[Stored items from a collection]
◇ ◇ ◇ ◇

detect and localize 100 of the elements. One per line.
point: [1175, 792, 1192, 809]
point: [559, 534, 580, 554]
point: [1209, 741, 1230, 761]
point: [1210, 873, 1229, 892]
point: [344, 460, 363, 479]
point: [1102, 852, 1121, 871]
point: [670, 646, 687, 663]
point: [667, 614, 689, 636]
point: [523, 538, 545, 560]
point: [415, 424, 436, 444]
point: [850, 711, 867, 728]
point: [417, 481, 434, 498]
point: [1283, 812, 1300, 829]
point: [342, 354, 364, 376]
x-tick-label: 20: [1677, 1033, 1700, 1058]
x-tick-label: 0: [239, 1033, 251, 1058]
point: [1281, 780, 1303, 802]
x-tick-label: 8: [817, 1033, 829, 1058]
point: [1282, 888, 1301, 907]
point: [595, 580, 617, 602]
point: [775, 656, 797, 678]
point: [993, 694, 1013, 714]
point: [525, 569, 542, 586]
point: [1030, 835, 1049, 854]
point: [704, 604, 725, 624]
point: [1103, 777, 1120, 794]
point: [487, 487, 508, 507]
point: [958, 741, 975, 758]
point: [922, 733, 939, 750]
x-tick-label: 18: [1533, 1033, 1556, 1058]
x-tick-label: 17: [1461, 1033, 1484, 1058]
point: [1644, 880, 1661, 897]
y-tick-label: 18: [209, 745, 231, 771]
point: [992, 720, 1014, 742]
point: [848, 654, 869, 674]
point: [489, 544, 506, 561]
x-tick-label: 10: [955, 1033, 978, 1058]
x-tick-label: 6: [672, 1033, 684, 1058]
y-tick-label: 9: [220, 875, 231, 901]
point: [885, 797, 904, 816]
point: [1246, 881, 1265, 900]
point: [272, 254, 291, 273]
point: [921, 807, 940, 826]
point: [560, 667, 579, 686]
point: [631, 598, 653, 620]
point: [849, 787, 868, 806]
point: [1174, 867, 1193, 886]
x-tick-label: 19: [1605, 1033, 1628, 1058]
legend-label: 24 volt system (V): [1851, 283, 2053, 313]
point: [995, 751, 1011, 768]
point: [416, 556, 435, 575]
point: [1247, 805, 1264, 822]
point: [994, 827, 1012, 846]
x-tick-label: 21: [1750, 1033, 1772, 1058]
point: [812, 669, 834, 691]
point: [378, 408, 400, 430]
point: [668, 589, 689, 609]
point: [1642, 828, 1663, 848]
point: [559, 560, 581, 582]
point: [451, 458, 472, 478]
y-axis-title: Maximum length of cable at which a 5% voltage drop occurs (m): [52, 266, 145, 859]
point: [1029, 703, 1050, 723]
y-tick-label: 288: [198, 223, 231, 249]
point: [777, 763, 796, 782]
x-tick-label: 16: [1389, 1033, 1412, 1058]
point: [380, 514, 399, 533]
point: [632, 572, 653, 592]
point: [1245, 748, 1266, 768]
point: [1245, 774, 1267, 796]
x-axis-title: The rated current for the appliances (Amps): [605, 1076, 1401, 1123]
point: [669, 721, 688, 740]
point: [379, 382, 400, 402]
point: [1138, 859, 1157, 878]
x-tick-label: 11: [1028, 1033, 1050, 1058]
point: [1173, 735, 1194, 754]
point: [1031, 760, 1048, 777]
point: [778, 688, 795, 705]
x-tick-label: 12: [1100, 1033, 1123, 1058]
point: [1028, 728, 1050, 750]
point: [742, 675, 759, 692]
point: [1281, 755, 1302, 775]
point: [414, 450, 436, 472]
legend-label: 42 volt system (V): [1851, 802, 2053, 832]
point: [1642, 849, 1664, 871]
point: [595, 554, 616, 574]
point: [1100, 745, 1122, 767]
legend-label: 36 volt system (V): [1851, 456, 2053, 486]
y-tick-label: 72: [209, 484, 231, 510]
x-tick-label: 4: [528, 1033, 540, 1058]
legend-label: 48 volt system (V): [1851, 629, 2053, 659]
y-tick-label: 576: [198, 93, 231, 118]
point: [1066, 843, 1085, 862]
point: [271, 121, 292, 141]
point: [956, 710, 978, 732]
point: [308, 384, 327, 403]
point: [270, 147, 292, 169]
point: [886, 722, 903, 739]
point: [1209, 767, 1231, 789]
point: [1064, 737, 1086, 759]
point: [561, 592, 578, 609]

◇ ◇ ◇ ◇

> STATED PROBLEM:
Format every line of the items above as a numbered list, leaving out any blank lines.

> OUTPUT FOR THIS EXERCISE:
1. detect and localize 100 of the elements. One per line.
2. point: [1175, 792, 1192, 809]
3. point: [559, 534, 580, 554]
4. point: [1209, 741, 1230, 761]
5. point: [1210, 873, 1229, 892]
6. point: [344, 460, 363, 479]
7. point: [1102, 852, 1121, 871]
8. point: [670, 646, 687, 663]
9. point: [667, 614, 689, 636]
10. point: [523, 538, 545, 560]
11. point: [415, 424, 436, 444]
12. point: [850, 711, 867, 728]
13. point: [417, 481, 434, 498]
14. point: [1283, 812, 1300, 829]
15. point: [342, 354, 364, 376]
16. x-tick-label: 20: [1677, 1033, 1700, 1058]
17. x-tick-label: 0: [239, 1033, 251, 1058]
18. point: [1281, 780, 1303, 802]
19. x-tick-label: 8: [817, 1033, 829, 1058]
20. point: [1282, 888, 1301, 907]
21. point: [595, 580, 617, 602]
22. point: [775, 656, 797, 678]
23. point: [993, 694, 1013, 714]
24. point: [525, 569, 542, 586]
25. point: [1030, 835, 1049, 854]
26. point: [704, 604, 725, 624]
27. point: [1103, 777, 1120, 794]
28. point: [487, 487, 508, 507]
29. point: [958, 741, 975, 758]
30. point: [922, 733, 939, 750]
31. x-tick-label: 18: [1533, 1033, 1556, 1058]
32. x-tick-label: 17: [1461, 1033, 1484, 1058]
33. point: [1644, 880, 1661, 897]
34. y-tick-label: 18: [209, 745, 231, 771]
35. point: [992, 720, 1014, 742]
36. point: [848, 654, 869, 674]
37. point: [489, 544, 506, 561]
38. x-tick-label: 10: [955, 1033, 978, 1058]
39. x-tick-label: 6: [672, 1033, 684, 1058]
40. y-tick-label: 9: [220, 875, 231, 901]
41. point: [885, 797, 904, 816]
42. point: [1246, 881, 1265, 900]
43. point: [272, 254, 291, 273]
44. point: [921, 807, 940, 826]
45. point: [560, 667, 579, 686]
46. point: [631, 598, 653, 620]
47. point: [849, 787, 868, 806]
48. point: [1174, 867, 1193, 886]
49. x-tick-label: 19: [1605, 1033, 1628, 1058]
50. legend-label: 24 volt system (V): [1851, 283, 2053, 313]
51. point: [995, 751, 1011, 768]
52. point: [416, 556, 435, 575]
53. point: [1247, 805, 1264, 822]
54. point: [994, 827, 1012, 846]
55. x-tick-label: 21: [1750, 1033, 1772, 1058]
56. point: [812, 669, 834, 691]
57. point: [378, 408, 400, 430]
58. point: [668, 589, 689, 609]
59. point: [1642, 828, 1663, 848]
60. point: [559, 560, 581, 582]
61. point: [451, 458, 472, 478]
62. y-axis-title: Maximum length of cable at which a 5% voltage drop occurs (m): [52, 266, 145, 859]
63. point: [1029, 703, 1050, 723]
64. y-tick-label: 288: [198, 223, 231, 249]
65. point: [777, 763, 796, 782]
66. x-tick-label: 16: [1389, 1033, 1412, 1058]
67. point: [380, 514, 399, 533]
68. point: [632, 572, 653, 592]
69. point: [1245, 748, 1266, 768]
70. point: [1245, 774, 1267, 796]
71. x-axis-title: The rated current for the appliances (Amps): [605, 1076, 1401, 1123]
72. point: [669, 721, 688, 740]
73. point: [379, 382, 400, 402]
74. point: [1138, 859, 1157, 878]
75. x-tick-label: 11: [1028, 1033, 1050, 1058]
76. point: [1173, 735, 1194, 754]
77. point: [1031, 760, 1048, 777]
78. point: [778, 688, 795, 705]
79. x-tick-label: 12: [1100, 1033, 1123, 1058]
80. point: [1028, 728, 1050, 750]
81. point: [742, 675, 759, 692]
82. point: [1281, 755, 1302, 775]
83. point: [414, 450, 436, 472]
84. legend-label: 42 volt system (V): [1851, 802, 2053, 832]
85. point: [1642, 849, 1664, 871]
86. point: [595, 554, 616, 574]
87. point: [1100, 745, 1122, 767]
88. legend-label: 36 volt system (V): [1851, 456, 2053, 486]
89. y-tick-label: 72: [209, 484, 231, 510]
90. x-tick-label: 4: [528, 1033, 540, 1058]
91. legend-label: 48 volt system (V): [1851, 629, 2053, 659]
92. y-tick-label: 576: [198, 93, 231, 118]
93. point: [1066, 843, 1085, 862]
94. point: [271, 121, 292, 141]
95. point: [956, 710, 978, 732]
96. point: [308, 384, 327, 403]
97. point: [270, 147, 292, 169]
98. point: [886, 722, 903, 739]
99. point: [1209, 767, 1231, 789]
100. point: [1064, 737, 1086, 759]
101. point: [561, 592, 578, 609]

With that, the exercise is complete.